*Aim:* Reproduce each line of the material exactly, minus any picture.

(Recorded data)
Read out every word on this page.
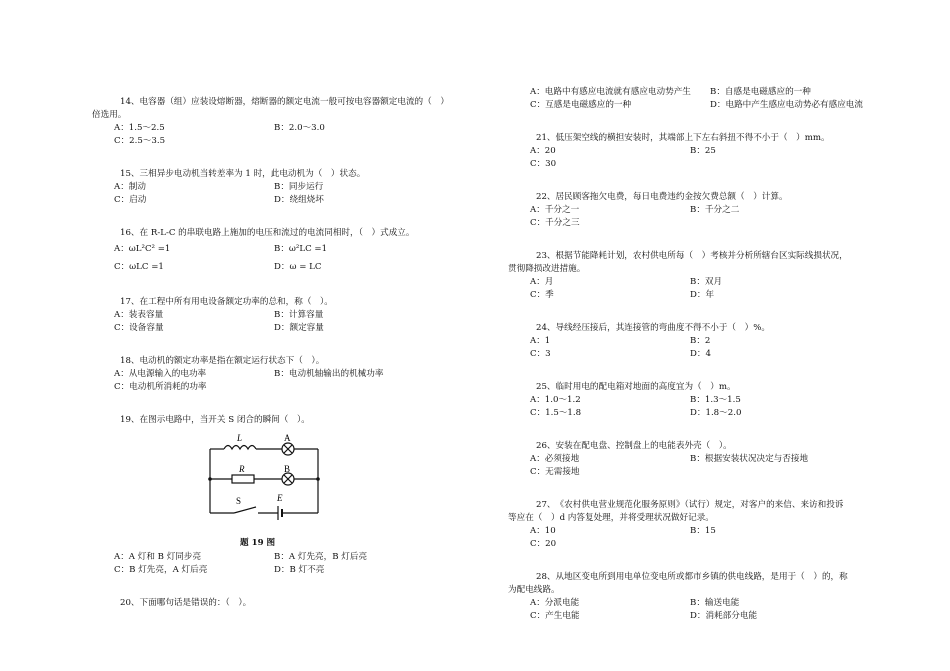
14、电容器（组）应装设熔断器，熔断器的额定电流一般可按电容器额定电流的（　）倍选用。
A：1.5～2.5	B：2.0～3.0
C：2.5～3.5
15、三相异步电动机当转差率为 1 时，此电动机为（　）状态。
A：制动	B：同步运行
C：启动	D：绕组烧坏
16、在 R-L-C 的串联电路上施加的电压和流过的电流同相时，（　）式成立。
A：ωL²C² =1	B：ω²LC =1
C：ωLC =1	D：ω = LC
17、在工程中所有用电设备额定功率的总和，称（　）。
A：装表容量	B：计算容量
C：设备容量	D：额定容量
18、电动机的额定功率是指在额定运行状态下（　）。
A：从电源输入的电功率	B：电动机轴输出的机械功率
C：电动机所消耗的功率
19、在图示电路中，当开关 S 闭合的瞬间（　）。
L	A
R	B
S	E
题 19 图
A：A 灯和 B 灯同步亮	B：A 灯先亮，B 灯后亮
C：B 灯先亮，A 灯后亮	D：B 灯不亮
20、下面哪句话是错误的：（　）。
A：电路中有感应电流就有感应电动势产生	B：自感是电磁感应的一种
C：互感是电磁感应的一种	D：电路中产生感应电动势必有感应电流
21、低压架空线的横担安装时，其端部上下左右斜扭不得不小于（　）mm。
A：20	B：25
C：30
22、居民顾客拖欠电费，每日电费违约金按欠费总额（　）计算。
A：千分之一	B：千分之二
C：千分之三
23、根据节能降耗计划，农村供电所每（　）考核并分析所辖台区实际线损状况，贯彻降损改进措施。
A：月	B：双月
C：季	D：年
24、导线经压接后，其连接管的弯曲度不得不小于（　）%。
A：1	B：2
C：3	D：4
25、临时用电的配电箱对地面的高度宜为（　）m。
A：1.0～1.2	B：1.3～1.5
C：1.5～1.8	D：1.8～2.0
26、安装在配电盘、控制盘上的电能表外壳（　）。
A：必须接地	B：根据安装状况决定与否接地
C：无需接地
27、《农村供电营业规范化服务原则》（试行）规定，对客户的来信、来访和投诉等应在（　）d 内答复处理，并将受理状况做好记录。
A：10	B：15
C：20
28、从地区变电所到用电单位变电所或都市乡镇的供电线路，是用于（　）的，称为配电线路。
A：分派电能	B：输送电能
C：产生电能	D：消耗部分电能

*Solution for this exercise:*
Read out every word on this page.
14、电容器（组）应装设熔断器，熔断器的额定电流一般可按电容器额定电流的（　）倍选用。
A：1.5～2.5	B：2.0～3.0
C：2.5～3.5
15、三相异步电动机当转差率为 1 时，此电动机为（　）状态。
A：制动	B：同步运行
C：启动	D：绕组烧坏
16、在 R-L-C 的串联电路上施加的电压和流过的电流同相时，（　）式成立。
A：ωL²C² =1	B：ω²LC =1
C：ωLC =1	D：ω = LC
17、在工程中所有用电设备额定功率的总和，称（　）。
A：装表容量	B：计算容量
C：设备容量	D：额定容量
18、电动机的额定功率是指在额定运行状态下（　）。
A：从电源输入的电功率	B：电动机轴输出的机械功率
C：电动机所消耗的功率
19、在图示电路中，当开关 S 闭合的瞬间（　）。
L	A
R	B
S	E
题 19 图
A：A 灯和 B 灯同步亮	B：A 灯先亮，B 灯后亮
C：B 灯先亮，A 灯后亮	D：B 灯不亮
20、下面哪句话是错误的：（　）。
A：电路中有感应电流就有感应电动势产生	B：自感是电磁感应的一种
C：互感是电磁感应的一种	D：电路中产生感应电动势必有感应电流
21、低压架空线的横担安装时，其端部上下左右斜扭不得不小于（　）mm。
A：20	B：25
C：30
22、居民顾客拖欠电费，每日电费违约金按欠费总额（　）计算。
A：千分之一	B：千分之二
C：千分之三
23、根据节能降耗计划，农村供电所每（　）考核并分析所辖台区实际线损状况，贯彻降损改进措施。
A：月	B：双月
C：季	D：年
24、导线经压接后，其连接管的弯曲度不得不小于（　）%。
A：1	B：2
C：3	D：4
25、临时用电的配电箱对地面的高度宜为（　）m。
A：1.0～1.2	B：1.3～1.5
C：1.5～1.8	D：1.8～2.0
26、安装在配电盘、控制盘上的电能表外壳（　）。
A：必须接地	B：根据安装状况决定与否接地
C：无需接地
27、《农村供电营业规范化服务原则》（试行）规定，对客户的来信、来访和投诉等应在（　）d 内答复处理，并将受理状况做好记录。
A：10	B：15
C：20
28、从地区变电所到用电单位变电所或都市乡镇的供电线路，是用于（　）的，称为配电线路。
A：分派电能	B：输送电能
C：产生电能	D：消耗部分电能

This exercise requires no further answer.